Primeira Parte: O autor propõe que a vida prodigiosa dos povos civilizados da América antes de Cristóvão Colombo tem relação com a sua “sangrenta excentricidade” (§1)

Para Bataille, a vida desses povos não é “prodigiosa” somente por sua descoberta e desaparecimento instantâneos, como também por sua “sangrenta excentricidade” (refeições canibais, cerimonias com cadáveres e etc).

Segunda Parte: O autor explora alguns aspectos da civilização Inca (em Peru, Cusco) em comparação com outros povos da América (§2-5)

Bataille faz uma análise de diversos aspectos da sociedade Inca, passando por sua arquitetura, organização social e produção artística, concluindo que havia “poucos traços brilhantes a relatar a respeito da civilização inca”. Diferente dos povos costeiros, de civilização mais antiga (Colômbia, Equador, Panamá e as Antilhas) e até mesmos os Tihuanaco (norte da Bolívia, região andina, não costeira).
_____
→ Tarefa
Prossiga com o resumo sobre o texto de Bataille a respeito dos povos civilizados da América antes de Colombo, começando logo após a última frase apresentada.

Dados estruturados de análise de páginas
_____
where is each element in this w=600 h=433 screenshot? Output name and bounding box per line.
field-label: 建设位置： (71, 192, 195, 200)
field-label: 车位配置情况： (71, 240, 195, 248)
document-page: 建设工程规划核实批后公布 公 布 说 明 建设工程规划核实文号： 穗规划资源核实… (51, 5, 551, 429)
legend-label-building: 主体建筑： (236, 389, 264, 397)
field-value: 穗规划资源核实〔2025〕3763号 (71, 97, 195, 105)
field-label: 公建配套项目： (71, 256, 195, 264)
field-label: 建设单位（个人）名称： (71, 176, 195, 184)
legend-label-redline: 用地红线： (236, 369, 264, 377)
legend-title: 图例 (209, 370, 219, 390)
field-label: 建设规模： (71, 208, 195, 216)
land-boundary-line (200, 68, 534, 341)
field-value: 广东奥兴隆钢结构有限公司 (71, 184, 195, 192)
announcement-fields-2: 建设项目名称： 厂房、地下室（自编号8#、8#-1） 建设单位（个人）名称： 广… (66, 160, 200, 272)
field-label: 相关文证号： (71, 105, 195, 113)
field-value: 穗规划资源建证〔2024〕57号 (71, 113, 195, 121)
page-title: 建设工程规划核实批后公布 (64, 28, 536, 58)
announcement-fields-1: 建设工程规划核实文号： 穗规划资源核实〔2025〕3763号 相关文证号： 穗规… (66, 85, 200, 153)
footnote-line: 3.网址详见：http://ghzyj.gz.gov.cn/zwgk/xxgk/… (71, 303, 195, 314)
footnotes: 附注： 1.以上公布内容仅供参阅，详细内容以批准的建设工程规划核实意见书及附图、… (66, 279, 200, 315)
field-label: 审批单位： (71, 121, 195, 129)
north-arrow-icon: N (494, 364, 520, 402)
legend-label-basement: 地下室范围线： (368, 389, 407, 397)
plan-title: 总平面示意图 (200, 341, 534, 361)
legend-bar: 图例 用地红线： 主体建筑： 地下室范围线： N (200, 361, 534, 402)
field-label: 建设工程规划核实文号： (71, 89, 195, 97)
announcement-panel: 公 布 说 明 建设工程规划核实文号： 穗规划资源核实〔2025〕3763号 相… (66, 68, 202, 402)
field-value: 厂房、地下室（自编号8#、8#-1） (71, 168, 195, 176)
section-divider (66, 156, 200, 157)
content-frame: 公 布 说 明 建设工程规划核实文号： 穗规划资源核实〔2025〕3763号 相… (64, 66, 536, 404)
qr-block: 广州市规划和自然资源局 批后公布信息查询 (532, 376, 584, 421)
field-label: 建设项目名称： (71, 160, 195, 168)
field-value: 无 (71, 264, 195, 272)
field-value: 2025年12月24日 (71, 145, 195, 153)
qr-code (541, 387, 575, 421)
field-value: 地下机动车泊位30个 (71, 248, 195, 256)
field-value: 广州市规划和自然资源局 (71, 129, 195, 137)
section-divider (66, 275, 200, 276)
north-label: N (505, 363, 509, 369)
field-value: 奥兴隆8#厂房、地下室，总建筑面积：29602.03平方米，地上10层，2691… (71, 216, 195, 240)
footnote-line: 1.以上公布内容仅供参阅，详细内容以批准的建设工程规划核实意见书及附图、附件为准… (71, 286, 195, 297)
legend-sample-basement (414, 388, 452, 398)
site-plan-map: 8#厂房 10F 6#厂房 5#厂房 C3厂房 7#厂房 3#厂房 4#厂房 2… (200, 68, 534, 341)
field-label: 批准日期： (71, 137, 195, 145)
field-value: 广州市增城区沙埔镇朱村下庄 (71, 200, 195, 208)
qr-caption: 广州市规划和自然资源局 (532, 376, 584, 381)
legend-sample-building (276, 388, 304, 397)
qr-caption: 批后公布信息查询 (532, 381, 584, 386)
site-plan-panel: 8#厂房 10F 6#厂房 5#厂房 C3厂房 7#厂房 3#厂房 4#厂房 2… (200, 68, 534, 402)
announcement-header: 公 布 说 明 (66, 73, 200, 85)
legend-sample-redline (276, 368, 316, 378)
_____
→ Resposta redigida
Terceira Parte: O autor avalia a arte da civilização dos maias-quiché (§6-9)

Bataille concorda com a idéia de que a civilização dos maias-quiché é “a mais brilhante e mais interessante de todas as da América desaparecida”, tendo se desenvolvido alguns séculos antes da conquista espanhola, entretanto, em plena decadência quando os espanhóis chegaram. Considera a sua arte mais como a “mais humana” dentre todas as outras da América, e ainda que não tenha sido influenciada, compartilha características em comum com artes contemporâneas do Extremo Oriente, da arte khmer, como por exemplo, o seu “caráter de vegetação pesada e luxuriante”, proveniente de países quentes e insalubres.

Enquanto os mitos religiosos e organização social desse povo influenciaram o desenvolvimento de civilizações posteriores dos altos planaltos, sua arte possui algo de “natimorto, de insipidamente horrível a despeito da perfeição da riqueza do trabalho”.

Quarta Parte: O autor apresenta seu fascínio pelo povo asteca, sua religiosidade e as suas manifestações do divino (§10-17)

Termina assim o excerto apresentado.